## [Document section]
All through the spring and summer
of 1915 the deportations took place. Of the larger cities, Constantinople,
Smyrna, and Aleppo were spared; practically all other places where a single
Armenian family lived now became the scenes of these unspeakable tragedies.
Scarcely a single Armenian, whatever his education or wealth, or whatever
the social class to which he belonged, was exempted from the order. In
some villages placards were posted ordering the whole Armenian population
to present itself in a public place at an appointed time-usually a day
or two ahead, and in other places the town crier would go through the streets
delivering the order vocally. In still others not the slight est warning
was given.
The
gendarmes would appear before an Armenian house and order all the inmates
to follow them. They would take women engaged in their domestic tasks without
giving them the chance to change their clothes. The police fell upon them
just as the eruption of Vesuvius fell upon Pompeii; women were taken from
the washtubs, children were snatched out of bed, the bread was left half
baked in the oven, the family meal was abandoned partly eaten, the children
were taken from the schoolroom, leaving tlieir books open at the daily
task, and the men were forced to abandon their ploughs in the fields and
their cattle on the mountain side.
Even women who had just given birth
to children would be forced to leave their beds and join the panicstricken
throng, their sleeping babies in their arms. Such things as they hurriedly
snatched up-a shawl, a blanket, perhaps a few scraps of food-were all that
they could take of their household belongings. To their frantic questions
" Where are we going? " the gendarmes would vouchsafe only one reply: "To
the interior."

## [Exercise tasks]
• 1. Name the larger cities that the passage on the 1915 deportations says were spared.
• 2. Extend the passage on the 1915 deportations past its final sentence.

## [Material shown]
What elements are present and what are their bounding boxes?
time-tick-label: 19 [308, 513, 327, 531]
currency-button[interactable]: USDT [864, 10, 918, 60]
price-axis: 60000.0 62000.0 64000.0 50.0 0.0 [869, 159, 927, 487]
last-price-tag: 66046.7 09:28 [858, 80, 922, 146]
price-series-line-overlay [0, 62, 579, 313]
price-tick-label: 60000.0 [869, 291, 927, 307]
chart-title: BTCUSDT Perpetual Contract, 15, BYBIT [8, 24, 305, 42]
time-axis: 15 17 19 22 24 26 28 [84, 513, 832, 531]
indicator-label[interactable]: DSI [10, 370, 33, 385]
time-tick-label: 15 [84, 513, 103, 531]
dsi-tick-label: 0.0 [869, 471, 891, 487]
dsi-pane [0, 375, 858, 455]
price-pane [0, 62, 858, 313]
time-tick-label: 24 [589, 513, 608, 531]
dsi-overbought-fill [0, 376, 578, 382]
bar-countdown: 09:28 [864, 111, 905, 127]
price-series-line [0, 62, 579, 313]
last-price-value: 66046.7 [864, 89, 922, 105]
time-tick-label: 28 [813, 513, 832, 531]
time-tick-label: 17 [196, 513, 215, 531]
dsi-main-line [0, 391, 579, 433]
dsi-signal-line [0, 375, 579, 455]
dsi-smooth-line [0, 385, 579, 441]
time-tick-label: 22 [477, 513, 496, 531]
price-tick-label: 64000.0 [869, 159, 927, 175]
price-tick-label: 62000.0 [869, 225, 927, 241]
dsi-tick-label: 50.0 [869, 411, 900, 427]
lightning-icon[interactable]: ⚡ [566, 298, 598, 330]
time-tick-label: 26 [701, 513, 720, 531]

## [Replies]
• 1. Constantinople, Smyrna, Aleppo

• 2.
In some cases the refugees were given
a few hours, in exceptional instances a few days, to dispose of their property
and household effects. But the proceeding, of course, amounted simply to
robbery. They could sell only to Turks, and since both buyers and sellers
knew that they had only a day or two to market the accumulations of a lifetime,
the prices obtained represented a small fraction of their value. Armenians
were prohibited from selling or Turks from buying even at these ridiculous
prices; under pretense that the Government intended to sell their effects
to pay the creditors whom they would inevitably leave behind, their household
furniture would be placed in stores or heaped up in public places, where
it was usually pillaged by Turkish men and women.
The government officials would also
inform the Armenians that, since their deportation was only temporary,
the intention being to bring them back after the war was over, they would
not be permitted to sell their houses. Scarcely had the former possessors
left the village, when Mohammedan mohadjirs-immigrants from other parts
of Turkey-would be moved into the Armenian quarters. Similarly all their
valuablesmoney, rings, watches, and jewellery- would be taken to the police
stations for "safe keeping, " pending their return, and then parcelled
out among the Turks.
The systematic extermination of the
men continued. Before the caravans were started, it became the regular
practice to separate the young men from the families, tie them together
in groups of four, lead them to the outskirts, and shoot thern. Public
hangings without trial-the only offense being that the victims were Armenians-were
taking place constantly. The gendarmes showed a particular desire to annihilate
the educated and the influential. From American consuls and missionaries
I was constantly receiving reports of such executions, and many of the
events which they described will never fade from my memory.
At
Angora all Armenian men from fifteen to seventy were arrested, bound together
in groups of four, and sent on the road in the direction of Caesarea. When
they had travelled five or six hours and had reached a secluded valley,
a mob of Turkish peasants fell upon them with clubs, hammers, axes, scythes,
spades, and saws. Such instruments not only caused more agonizing deaths
than guns and pistols, but, as the Turks themselves boasted, they were
more economical, since they did not involve the waste of powder and shell.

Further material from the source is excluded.